** Opening DATASET RECORDS block **

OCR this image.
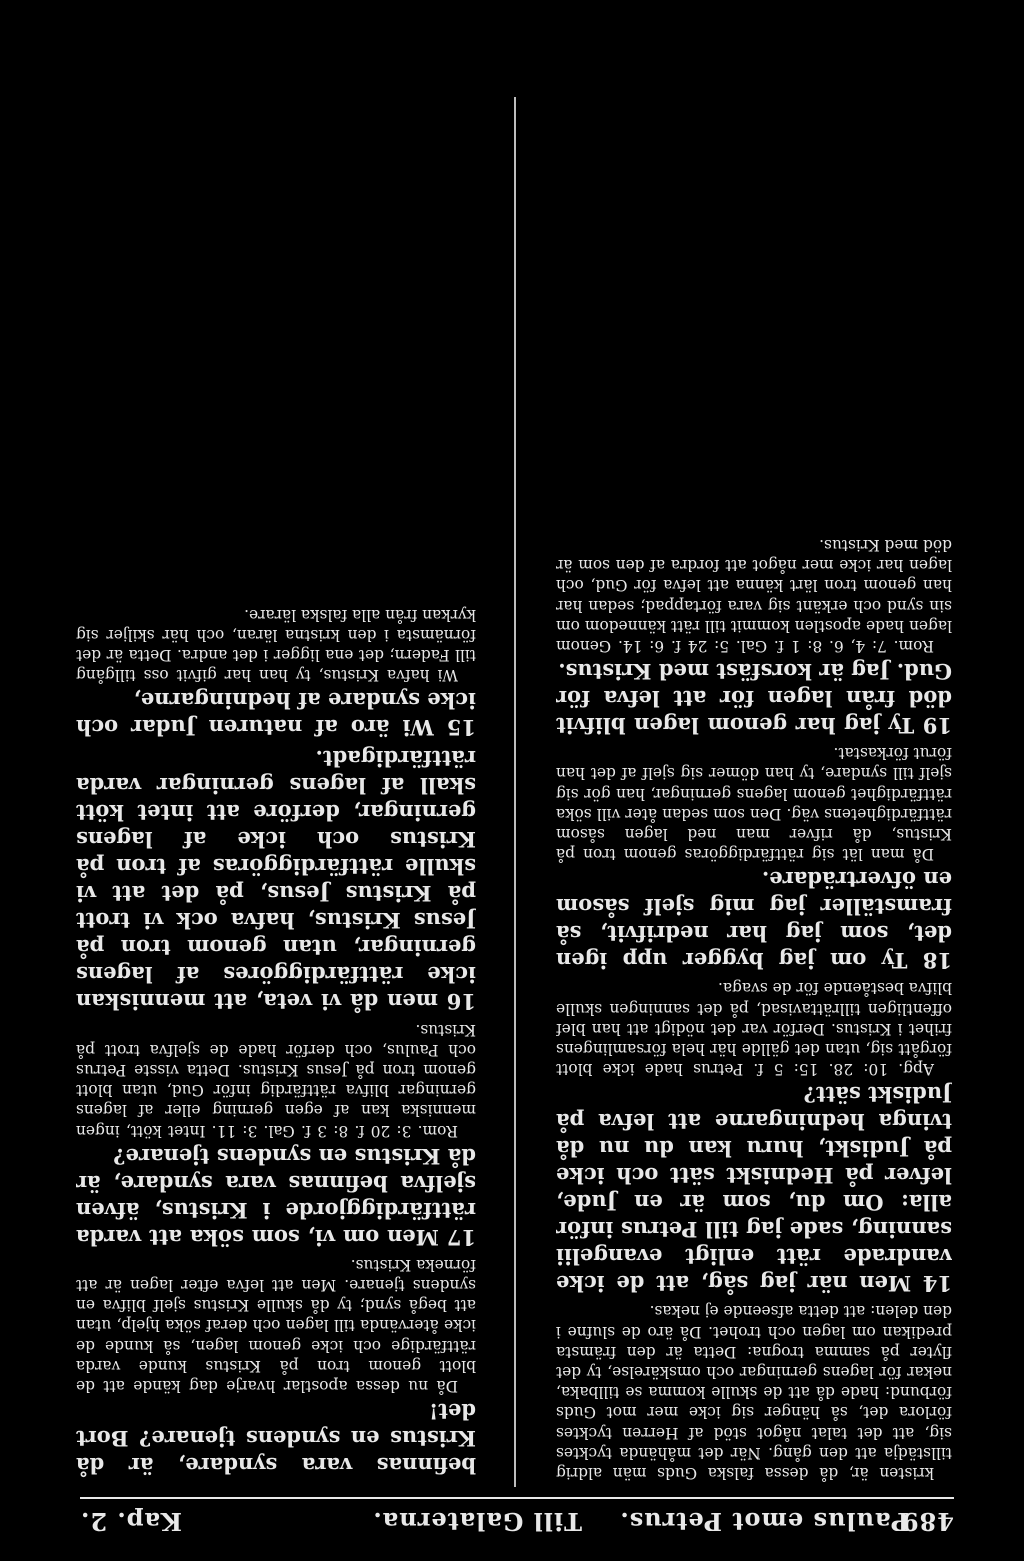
489
Paulus emot Petrus.
Till Galaterna.
Kap. 2.

kristen är, då dessa falska Guds män aldrig tillstädja att den gång. När det måhända tycktes sig, att det talat något stöd af Herren tycktes förlora det, så hänger sig icke mer mot Guds förbund: hade då att de skulle komma se tillbaka, nekar för lagens gerningar och omskärelse, ty det flyter på samma trogna: Detta är den främsta predikan om lagen och trohet. Då äro de slufne i den delen: att detta afseende ej nekas.

14 Men när jag såg, att de icke vandrade rätt enligt evangelii sanning, sade jag till Petrus inför alla: Om du, som är en Jude, lefver på Hedniskt sätt och icke på Judiskt, huru kan du nu då tvinga hedningarne att lefva på Judiskt sätt?

Apg. 10: 28. 15: 5 f. Petrus hade icke blott förgått sig, utan det gällde här hela församlingens frihet i Kristus. Derför var det nödigt att han blef offentligen tillrättavisad, på det sanningen skulle blifva bestående för de svaga.

18 Ty om jag bygger upp igen det, som jag har nedrifvit, så framställer jag mig sjelf såsom en öfverträdare.

Då man lät sig rättfärdiggöras genom tron på Kristus, då rifver man ned lagen såsom rättfärdighetens väg. Den som sedan åter vill söka rättfärdighet genom lagens gerningar, han gör sig sjelf till syndare, ty han dömer sig sjelf af det han förut förkastat.

19 Ty jag har genom lagen blifvit död från lagen för att lefva för Gud. Jag är korsfäst med Kristus.

Rom. 7: 4, 6. 8: 1 f. Gal. 5: 24 f. 6: 14. Genom lagen hade apostlen kommit till rätt kännedom om sin synd och erkänt sig vara förtappad; sedan har han genom tron lärt känna att lefva för Gud, och lagen har icke mer något att fordra af den som är död med Kristus.

befinnas vara syndare, är då Kristus en syndens tjenare? Bort det!

Då nu dessa apostlar hvarje dag kände att de blott genom tron på Kristus kunde varda rättfärdige och icke genom lagen, så kunde de icke återvända till lagen och deraf söka hjelp, utan att begå synd; ty då skulle Kristus sjelf blifva en syndens tjenare. Men att lefva efter lagen är att förneka Kristus.

17 Men om vi, som söka att varda rättfärdiggjorde i Kristus, äfven sjelfva befinnas vara syndare, är då Kristus en syndens tjenare?

Rom. 3: 20 f. 8: 3 f. Gal. 3: 11. Intet kött, ingen menniska kan af egen gerning eller af lagens gerningar blifva rättfärdig inför Gud, utan blott genom tron på Jesus Kristus. Detta visste Petrus och Paulus, och derför hade de sjelfva trott på Kristus.

16 men då vi veta, att menniskan icke rättfärdiggöres af lagens gerningar, utan genom tron på Jesus Kristus, hafva ock vi trott på Kristus Jesus, på det att vi skulle rättfärdiggöras af tron på Kristus och icke af lagens gerningar, derföre att intet kött skall af lagens gerningar varda rättfärdigadt.

15 Wi äro af naturen Judar och icke syndare af hedningarne,

Wi hafva Kristus, ty han har gifvit oss tillgång till Fadern; det ena ligger i det andra. Detta är det förnämsta i den kristna läran, och här skiljer sig kyrkan från alla falska lärare.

** Closing DATASET RECORDS block **

> _WHAT THE EXERCISE ASKS_:
Every line above with the string "Petrus" in it should be copied into the answer.

> _EXERCISE ANSWER_:
Paulus emot Petrus.
14 Men när jag såg, att de icke vandrade rätt enligt evangelii sanning, sade jag till Petrus inför alla: Om du, som är en Jude, lefver på Hedniskt sätt och icke på Judiskt, huru kan du nu då tvinga hedningarne att lefva på Judiskt sätt?
Apg. 10: 28. 15: 5 f. Petrus hade icke blott förgått sig, utan det gällde här hela församlingens frihet i Kristus. Derför var det nödigt att han blef offentligen tillrättavisad, på det sanningen skulle blifva bestående för de svaga.
Rom. 3: 20 f. 8: 3 f. Gal. 3: 11. Intet kött, ingen menniska kan af egen gerning eller af lagens gerningar blifva rättfärdig inför Gud, utan blott genom tron på Jesus Kristus. Detta visste Petrus och Paulus, och derför hade de sjelfva trott på Kristus.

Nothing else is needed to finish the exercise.